## Exercise task
Exactly as written, print each record in the listing.

## Provided information
>> Start

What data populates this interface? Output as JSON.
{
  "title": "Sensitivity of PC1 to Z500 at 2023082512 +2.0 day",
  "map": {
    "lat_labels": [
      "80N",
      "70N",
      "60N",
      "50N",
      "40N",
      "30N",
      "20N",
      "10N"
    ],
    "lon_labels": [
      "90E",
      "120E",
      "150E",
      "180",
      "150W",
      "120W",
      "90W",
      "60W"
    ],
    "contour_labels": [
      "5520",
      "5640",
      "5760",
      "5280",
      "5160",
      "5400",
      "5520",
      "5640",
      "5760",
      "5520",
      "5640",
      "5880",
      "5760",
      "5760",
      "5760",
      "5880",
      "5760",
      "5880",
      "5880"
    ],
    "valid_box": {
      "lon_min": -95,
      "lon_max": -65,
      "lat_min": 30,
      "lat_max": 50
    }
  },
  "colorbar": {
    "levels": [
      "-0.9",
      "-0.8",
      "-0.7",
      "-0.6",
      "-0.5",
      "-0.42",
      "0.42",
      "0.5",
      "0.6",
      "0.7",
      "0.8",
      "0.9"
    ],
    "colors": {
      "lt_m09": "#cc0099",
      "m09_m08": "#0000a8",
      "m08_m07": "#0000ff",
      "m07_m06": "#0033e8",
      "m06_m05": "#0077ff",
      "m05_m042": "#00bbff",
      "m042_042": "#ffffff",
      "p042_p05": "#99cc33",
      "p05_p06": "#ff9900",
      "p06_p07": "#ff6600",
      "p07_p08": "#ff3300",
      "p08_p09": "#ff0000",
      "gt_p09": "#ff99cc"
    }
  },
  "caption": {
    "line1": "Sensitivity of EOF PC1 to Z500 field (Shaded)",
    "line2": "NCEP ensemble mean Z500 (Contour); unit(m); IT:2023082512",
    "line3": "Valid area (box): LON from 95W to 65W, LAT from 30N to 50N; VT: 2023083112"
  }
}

>> End

## Output of the exercise
What data populates this interface? Output as JSON.
{
  "title": "Sensitivity of PC1 to Z500 at 2023082512 +2.0 day",
  "map": {
    "lat_labels": [
      "80N",
      "70N",
      "60N",
      "50N",
      "40N",
      "30N",
      "20N",
      "10N"
    ],
    "lon_labels": [
      "90E",
      "120E",
      "150E",
      "180",
      "150W",
      "120W",
      "90W",
      "60W"
    ],
    "contour_labels": [
      "5520",
      "5640",
      "5760",
      "5280",
      "5160",
      "5400",
      "5520",
      "5640",
      "5760",
      "5520",
      "5640",
      "5880",
      "5760",
      "5760",
      "5760",
      "5880",
      "5760",
      "5880",
      "5880"
    ],
    "valid_box": {
      "lon_min": -95,
      "lon_max": -65,
      "lat_min": 30,
      "lat_max": 50
    }
  },
  "colorbar": {
    "levels": [
      "-0.9",
      "-0.8",
      "-0.7",
      "-0.6",
      "-0.5",
      "-0.42",
      "0.42",
      "0.5",
      "0.6",
      "0.7",
      "0.8",
      "0.9"
    ],
    "colors": {
      "lt_m09": "#cc0099",
      "m09_m08": "#0000a8",
      "m08_m07": "#0000ff",
      "m07_m06": "#0033e8",
      "m06_m05": "#0077ff",
      "m05_m042": "#00bbff",
      "m042_042": "#ffffff",
      "p042_p05": "#99cc33",
      "p05_p06": "#ff9900",
      "p06_p07": "#ff6600",
      "p07_p08": "#ff3300",
      "p08_p09": "#ff0000",
      "gt_p09": "#ff99cc"
    }
  },
  "caption": {
    "line1": "Sensitivity of EOF PC1 to Z500 field (Shaded)",
    "line2": "NCEP ensemble mean Z500 (Contour); unit(m); IT:2023082512",
    "line3": "Valid area (box): LON from 95W to 65W, LAT from 30N to 50N; VT: 2023083112"
  }
}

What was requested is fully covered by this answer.